THE PROBLEM: Return the material word for word. Do not include the pictures.
=== MATERIAL SUPPLIED ===
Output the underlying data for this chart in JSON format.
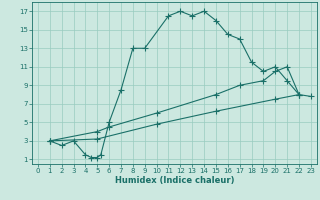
{
  "xlabel": "Humidex (Indice chaleur)",
  "bg_color": "#cce8e0",
  "grid_color": "#99ccc0",
  "line_color": "#1a7068",
  "xlim": [
    -0.5,
    23.5
  ],
  "ylim": [
    0.5,
    18
  ],
  "xticks": [
    0,
    1,
    2,
    3,
    4,
    5,
    6,
    7,
    8,
    9,
    10,
    11,
    12,
    13,
    14,
    15,
    16,
    17,
    18,
    19,
    20,
    21,
    22,
    23
  ],
  "yticks": [
    1,
    3,
    5,
    7,
    9,
    11,
    13,
    15,
    17
  ],
  "curve1_x": [
    1,
    2,
    3,
    4,
    4.5,
    5,
    5.3,
    6,
    7,
    8,
    9,
    11,
    12,
    13,
    14,
    15,
    16,
    17,
    18,
    19,
    20,
    21,
    22
  ],
  "curve1_y": [
    3,
    2.5,
    3,
    1.5,
    1.2,
    1.2,
    1.5,
    5.0,
    8.5,
    13.0,
    13.0,
    16.5,
    17.0,
    16.5,
    17.0,
    16.0,
    14.5,
    14.0,
    11.5,
    10.5,
    11.0,
    9.5,
    8.0
  ],
  "curve2_x": [
    1,
    5,
    6,
    10,
    15,
    17,
    19,
    20,
    21,
    22
  ],
  "curve2_y": [
    3,
    4.0,
    4.5,
    6.0,
    8.0,
    9.0,
    9.5,
    10.5,
    11.0,
    8.0
  ],
  "curve3_x": [
    1,
    5,
    10,
    15,
    20,
    22,
    23
  ],
  "curve3_y": [
    3,
    3.2,
    4.8,
    6.2,
    7.5,
    8.0,
    7.8
  ],
  "marker": "+",
  "markersize": 4,
  "linewidth": 0.8,
  "xlabel_fontsize": 6,
  "tick_fontsize": 5
}
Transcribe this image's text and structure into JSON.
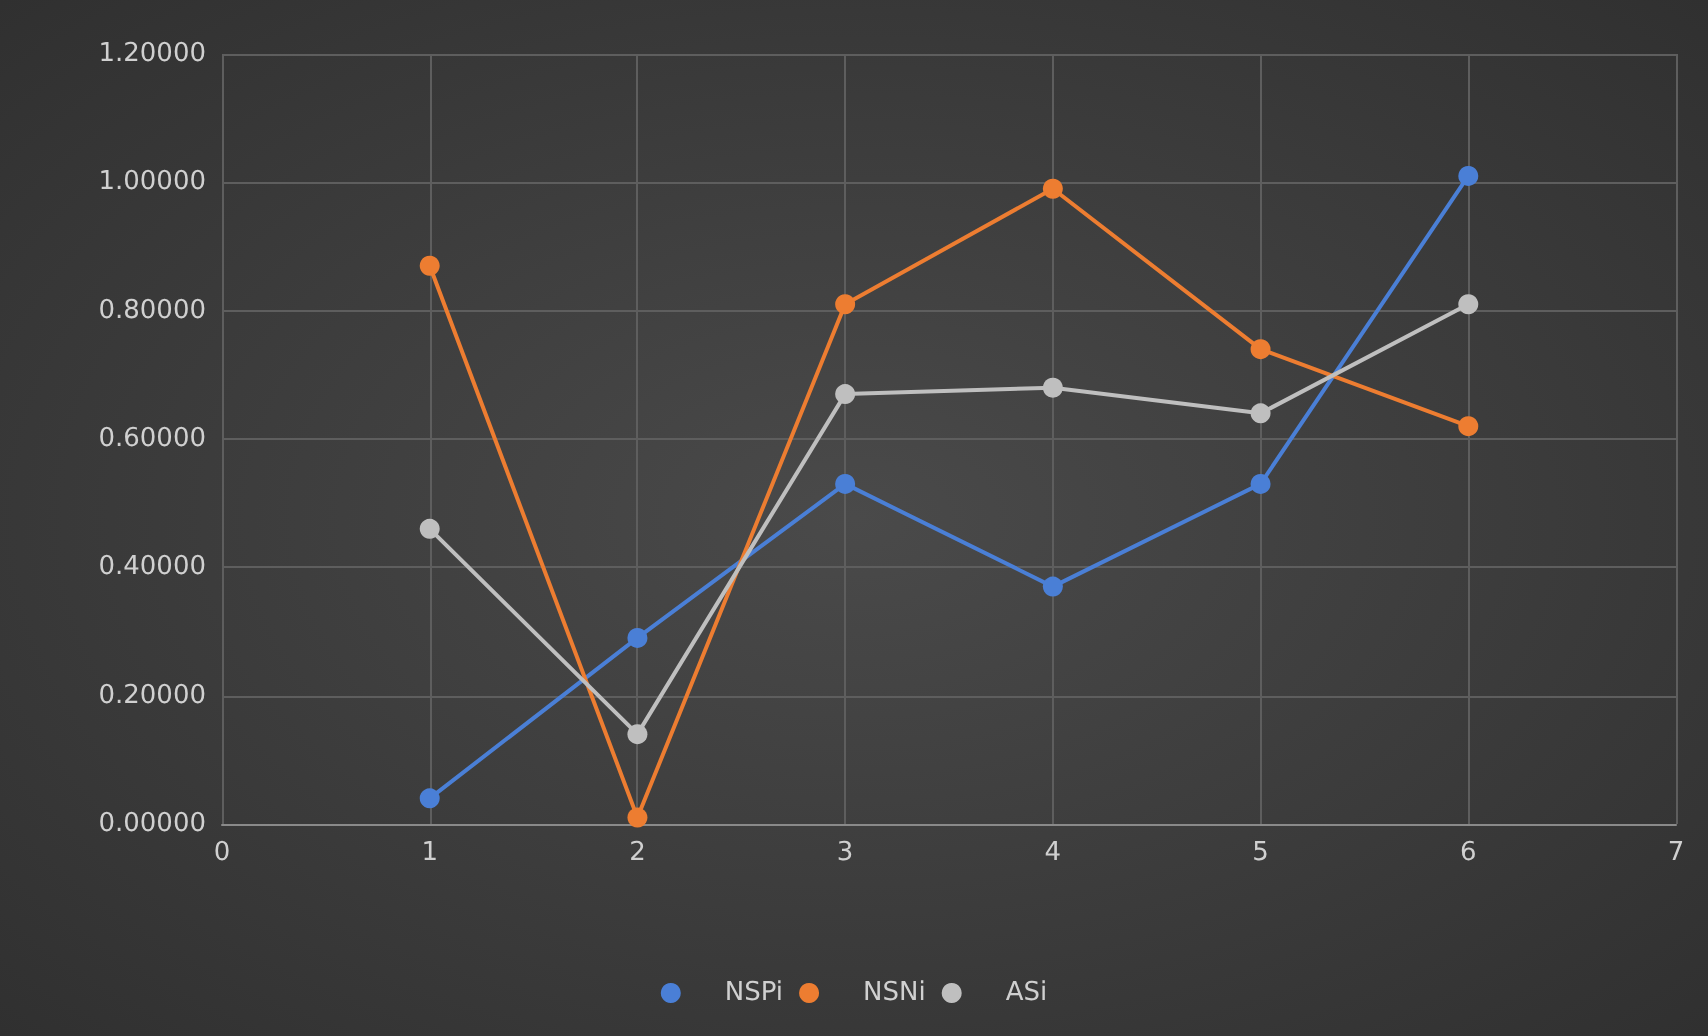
{
  "chart_data": {
    "type": "line",
    "x": [
      1,
      2,
      3,
      4,
      5,
      6
    ],
    "series": [
      {
        "name": "NSPi",
        "color": "#4a7fd6",
        "values": [
          0.04,
          0.29,
          0.53,
          0.37,
          0.53,
          1.01
        ]
      },
      {
        "name": "NSNi",
        "color": "#ed7d31",
        "values": [
          0.87,
          0.01,
          0.81,
          0.99,
          0.74,
          0.62
        ]
      },
      {
        "name": "ASi",
        "color": "#bfbfbf",
        "values": [
          0.46,
          0.14,
          0.67,
          0.68,
          0.64,
          0.81
        ]
      }
    ],
    "xlim": [
      0,
      7
    ],
    "xticks": [
      0,
      1,
      2,
      3,
      4,
      5,
      6,
      7
    ],
    "ylim": [
      0,
      1.2
    ],
    "yticks": [
      {
        "value": 0,
        "label": "0.00000"
      },
      {
        "value": 0.2,
        "label": "0.20000"
      },
      {
        "value": 0.4,
        "label": "0.40000"
      },
      {
        "value": 0.6,
        "label": "0.60000"
      },
      {
        "value": 0.8,
        "label": "0.80000"
      },
      {
        "value": 1,
        "label": "1.00000"
      },
      {
        "value": 1.2,
        "label": "1.20000"
      }
    ],
    "grid": true,
    "legend": "bottom",
    "marker": "circle",
    "line_style": "solid"
  }
}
===
TASK RESULT:
Output the underlying data for this chart in JSON format.
{
  "xlabel": "Humidex (Indice chaleur)",
  "bg_color": "#cce8e0",
  "grid_color": "#99ccc0",
  "line_color": "#1a7068",
  "xlim": [
    -0.5,
    23.5
  ],
  "ylim": [
    0.5,
    18
  ],
  "xticks": [
    0,
    1,
    2,
    3,
    4,
    5,
    6,
    7,
    8,
    9,
    10,
    11,
    12,
    13,
    14,
    15,
    16,
    17,
    18,
    19,
    20,
    21,
    22,
    23
  ],
  "yticks": [
    1,
    3,
    5,
    7,
    9,
    11,
    13,
    15,
    17
  ],
  "curve1_x": [
    1,
    2,
    3,
    4,
    4.5,
    5,
    5.3,
    6,
    7,
    8,
    9,
    11,
    12,
    13,
    14,
    15,
    16,
    17,
    18,
    19,
    20,
    21,
    22
  ],
  "curve1_y": [
    3,
    2.5,
    3,
    1.5,
    1.2,
    1.2,
    1.5,
    5.0,
    8.5,
    13.0,
    13.0,
    16.5,
    17.0,
    16.5,
    17.0,
    16.0,
    14.5,
    14.0,
    11.5,
    10.5,
    11.0,
    9.5,
    8.0
  ],
  "curve2_x": [
    1,
    5,
    6,
    10,
    15,
    17,
    19,
    20,
    21,
    22
  ],
  "curve2_y": [
    3,
    4.0,
    4.5,
    6.0,
    8.0,
    9.0,
    9.5,
    10.5,
    11.0,
    8.0
  ],
  "curve3_x": [
    1,
    5,
    10,
    15,
    20,
    22,
    23
  ],
  "curve3_y": [
    3,
    3.2,
    4.8,
    6.2,
    7.5,
    8.0,
    7.8
  ],
  "marker": "+",
  "markersize": 4,
  "linewidth": 0.8,
  "xlabel_fontsize": 6,
  "tick_fontsize": 5
}
Transcribe this image's text and structure into JSON.
{
  "chart_data": {
    "type": "line",
    "x": [
      1,
      2,
      3,
      4,
      5,
      6
    ],
    "series": [
      {
        "name": "NSPi",
        "color": "#4a7fd6",
        "values": [
          0.04,
          0.29,
          0.53,
          0.37,
          0.53,
          1.01
        ]
      },
      {
        "name": "NSNi",
        "color": "#ed7d31",
        "values": [
          0.87,
          0.01,
          0.81,
          0.99,
          0.74,
          0.62
        ]
      },
      {
        "name": "ASi",
        "color": "#bfbfbf",
        "values": [
          0.46,
          0.14,
          0.67,
          0.68,
          0.64,
          0.81
        ]
      }
    ],
    "xlim": [
      0,
      7
    ],
    "xticks": [
      0,
      1,
      2,
      3,
      4,
      5,
      6,
      7
    ],
    "ylim": [
      0,
      1.2
    ],
    "yticks": [
      {
        "value": 0,
        "label": "0.00000"
      },
      {
        "value": 0.2,
        "label": "0.20000"
      },
      {
        "value": 0.4,
        "label": "0.40000"
      },
      {
        "value": 0.6,
        "label": "0.60000"
      },
      {
        "value": 0.8,
        "label": "0.80000"
      },
      {
        "value": 1,
        "label": "1.00000"
      },
      {
        "value": 1.2,
        "label": "1.20000"
      }
    ],
    "grid": true,
    "legend": "bottom",
    "marker": "circle",
    "line_style": "solid"
  }
}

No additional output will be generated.